What the task requires:
Locate and copy each line in the data that contains the word "Texas".

▼

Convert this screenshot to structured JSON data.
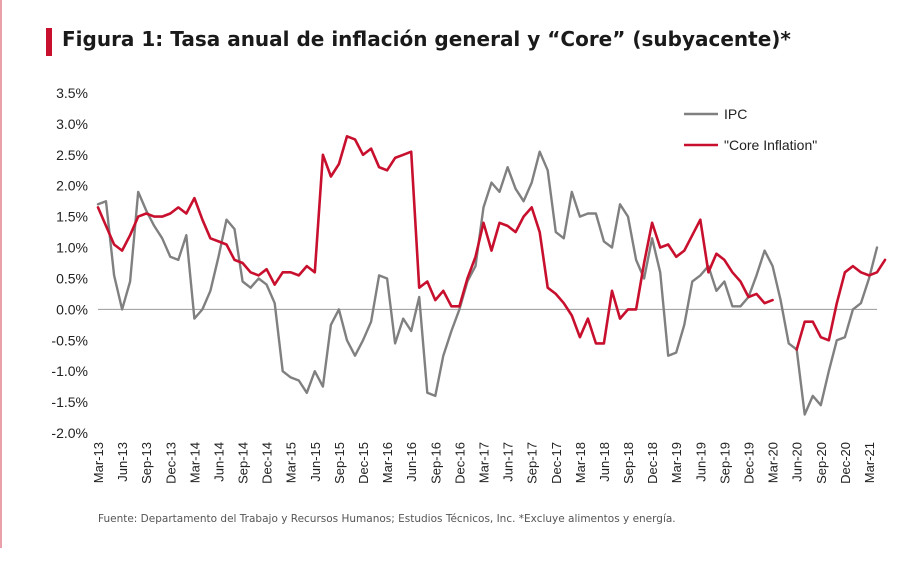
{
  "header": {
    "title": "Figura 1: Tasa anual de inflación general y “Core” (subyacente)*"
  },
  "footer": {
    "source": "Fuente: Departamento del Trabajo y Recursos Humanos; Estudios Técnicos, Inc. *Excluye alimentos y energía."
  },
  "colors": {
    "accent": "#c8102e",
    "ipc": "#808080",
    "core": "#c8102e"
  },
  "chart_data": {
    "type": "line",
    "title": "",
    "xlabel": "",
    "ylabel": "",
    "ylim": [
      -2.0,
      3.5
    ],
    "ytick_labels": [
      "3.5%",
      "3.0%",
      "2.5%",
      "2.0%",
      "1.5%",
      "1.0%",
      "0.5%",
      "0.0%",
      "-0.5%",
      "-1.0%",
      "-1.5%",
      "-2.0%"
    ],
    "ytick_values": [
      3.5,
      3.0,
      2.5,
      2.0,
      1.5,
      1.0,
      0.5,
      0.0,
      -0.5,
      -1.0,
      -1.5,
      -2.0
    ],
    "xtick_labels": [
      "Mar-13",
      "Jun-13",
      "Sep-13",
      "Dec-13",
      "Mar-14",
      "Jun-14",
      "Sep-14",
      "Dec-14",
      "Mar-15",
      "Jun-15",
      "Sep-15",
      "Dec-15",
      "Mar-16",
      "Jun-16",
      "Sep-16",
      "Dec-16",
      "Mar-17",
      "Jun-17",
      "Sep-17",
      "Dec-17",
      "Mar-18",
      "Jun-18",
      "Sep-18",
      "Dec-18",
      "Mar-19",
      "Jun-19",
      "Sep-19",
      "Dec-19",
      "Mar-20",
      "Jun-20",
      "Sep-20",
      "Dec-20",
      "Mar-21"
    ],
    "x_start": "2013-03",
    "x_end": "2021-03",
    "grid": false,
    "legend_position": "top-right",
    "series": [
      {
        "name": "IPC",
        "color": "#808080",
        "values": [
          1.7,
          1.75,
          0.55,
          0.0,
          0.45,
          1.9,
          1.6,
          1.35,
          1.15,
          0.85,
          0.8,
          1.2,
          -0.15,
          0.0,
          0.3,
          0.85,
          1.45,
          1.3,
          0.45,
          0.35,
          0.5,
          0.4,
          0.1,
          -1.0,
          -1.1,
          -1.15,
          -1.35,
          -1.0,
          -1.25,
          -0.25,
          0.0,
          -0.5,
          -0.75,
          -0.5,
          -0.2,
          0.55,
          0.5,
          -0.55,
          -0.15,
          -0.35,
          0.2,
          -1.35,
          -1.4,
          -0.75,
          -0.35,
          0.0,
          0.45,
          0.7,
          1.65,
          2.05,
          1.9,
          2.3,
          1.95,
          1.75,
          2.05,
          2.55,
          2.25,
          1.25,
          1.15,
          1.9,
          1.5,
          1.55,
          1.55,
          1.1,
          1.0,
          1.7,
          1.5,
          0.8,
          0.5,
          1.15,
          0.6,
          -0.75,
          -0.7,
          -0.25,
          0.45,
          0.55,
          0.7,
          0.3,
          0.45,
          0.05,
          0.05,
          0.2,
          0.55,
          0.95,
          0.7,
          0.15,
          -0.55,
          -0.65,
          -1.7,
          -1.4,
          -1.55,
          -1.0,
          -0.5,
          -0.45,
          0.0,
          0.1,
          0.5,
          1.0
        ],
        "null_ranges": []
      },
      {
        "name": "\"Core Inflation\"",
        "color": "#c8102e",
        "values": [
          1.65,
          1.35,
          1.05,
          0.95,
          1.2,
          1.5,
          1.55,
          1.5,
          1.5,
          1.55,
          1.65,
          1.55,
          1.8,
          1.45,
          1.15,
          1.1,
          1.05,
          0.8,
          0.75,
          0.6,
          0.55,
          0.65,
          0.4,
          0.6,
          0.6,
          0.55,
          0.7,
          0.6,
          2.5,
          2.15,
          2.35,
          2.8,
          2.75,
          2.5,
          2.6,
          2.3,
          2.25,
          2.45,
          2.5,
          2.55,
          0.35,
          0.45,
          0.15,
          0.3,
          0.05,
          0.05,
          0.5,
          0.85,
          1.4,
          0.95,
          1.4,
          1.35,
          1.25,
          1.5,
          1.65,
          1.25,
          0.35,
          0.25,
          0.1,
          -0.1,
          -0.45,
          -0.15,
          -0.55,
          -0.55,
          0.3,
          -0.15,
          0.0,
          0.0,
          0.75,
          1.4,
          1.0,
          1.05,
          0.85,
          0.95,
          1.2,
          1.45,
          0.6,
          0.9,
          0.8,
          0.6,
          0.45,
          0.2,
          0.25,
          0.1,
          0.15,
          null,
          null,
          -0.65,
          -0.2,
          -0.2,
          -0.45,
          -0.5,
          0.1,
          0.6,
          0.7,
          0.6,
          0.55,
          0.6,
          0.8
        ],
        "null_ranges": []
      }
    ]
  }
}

▲
▼

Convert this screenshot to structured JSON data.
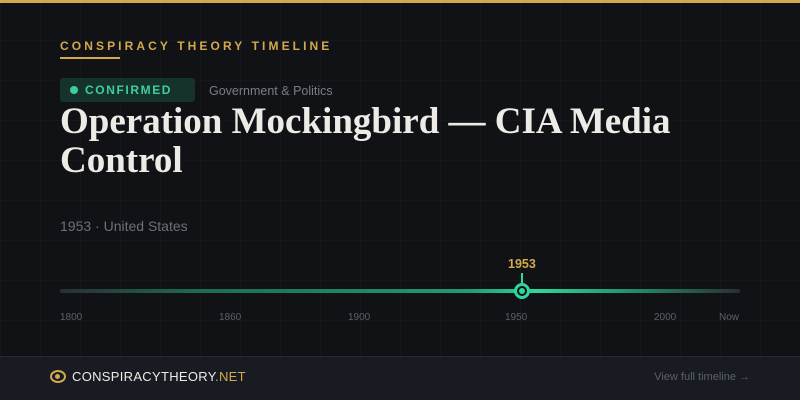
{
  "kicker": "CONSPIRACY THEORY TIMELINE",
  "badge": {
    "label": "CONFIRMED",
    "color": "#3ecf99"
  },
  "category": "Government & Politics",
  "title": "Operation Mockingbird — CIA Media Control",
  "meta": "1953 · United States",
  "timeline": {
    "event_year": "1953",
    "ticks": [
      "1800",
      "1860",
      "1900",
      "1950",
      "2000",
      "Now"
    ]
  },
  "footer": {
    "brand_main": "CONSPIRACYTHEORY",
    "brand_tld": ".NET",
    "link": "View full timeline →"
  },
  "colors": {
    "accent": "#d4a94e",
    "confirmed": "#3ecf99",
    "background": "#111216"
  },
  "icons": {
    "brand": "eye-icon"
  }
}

▲
▼

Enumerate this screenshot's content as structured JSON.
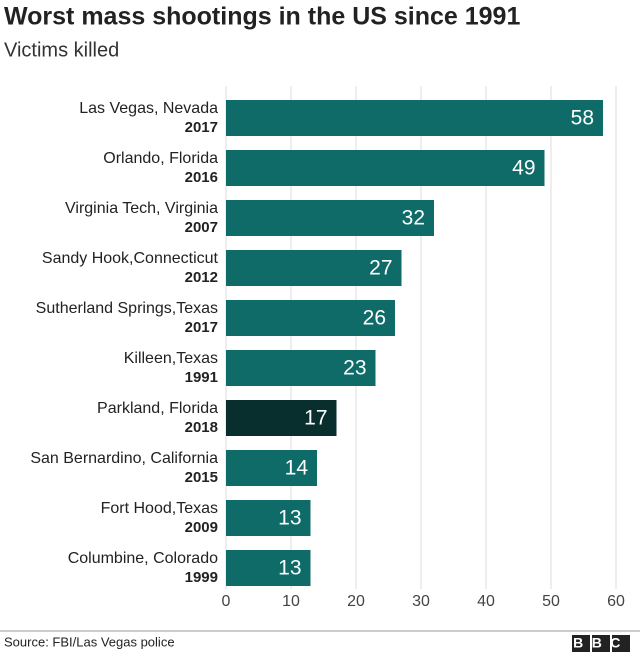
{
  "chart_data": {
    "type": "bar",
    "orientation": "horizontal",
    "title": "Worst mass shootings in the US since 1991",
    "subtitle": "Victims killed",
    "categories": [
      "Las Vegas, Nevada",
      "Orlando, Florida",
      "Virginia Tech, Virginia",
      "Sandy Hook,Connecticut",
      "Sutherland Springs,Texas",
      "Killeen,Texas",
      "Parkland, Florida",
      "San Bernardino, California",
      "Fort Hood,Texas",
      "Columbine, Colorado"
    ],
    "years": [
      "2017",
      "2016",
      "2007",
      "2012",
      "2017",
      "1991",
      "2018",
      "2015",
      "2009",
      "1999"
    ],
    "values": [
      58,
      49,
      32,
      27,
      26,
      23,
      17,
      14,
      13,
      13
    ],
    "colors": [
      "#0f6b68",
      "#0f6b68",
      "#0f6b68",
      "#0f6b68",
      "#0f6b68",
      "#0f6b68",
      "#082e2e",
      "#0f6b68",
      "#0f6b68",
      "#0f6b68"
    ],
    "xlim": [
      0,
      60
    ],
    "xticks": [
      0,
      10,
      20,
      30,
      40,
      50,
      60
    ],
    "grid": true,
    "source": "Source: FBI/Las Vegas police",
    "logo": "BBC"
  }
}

▲

The output:
      "Sutherland Springs,Texas",
      "Killeen,Texas",
      "Fort Hood,Texas",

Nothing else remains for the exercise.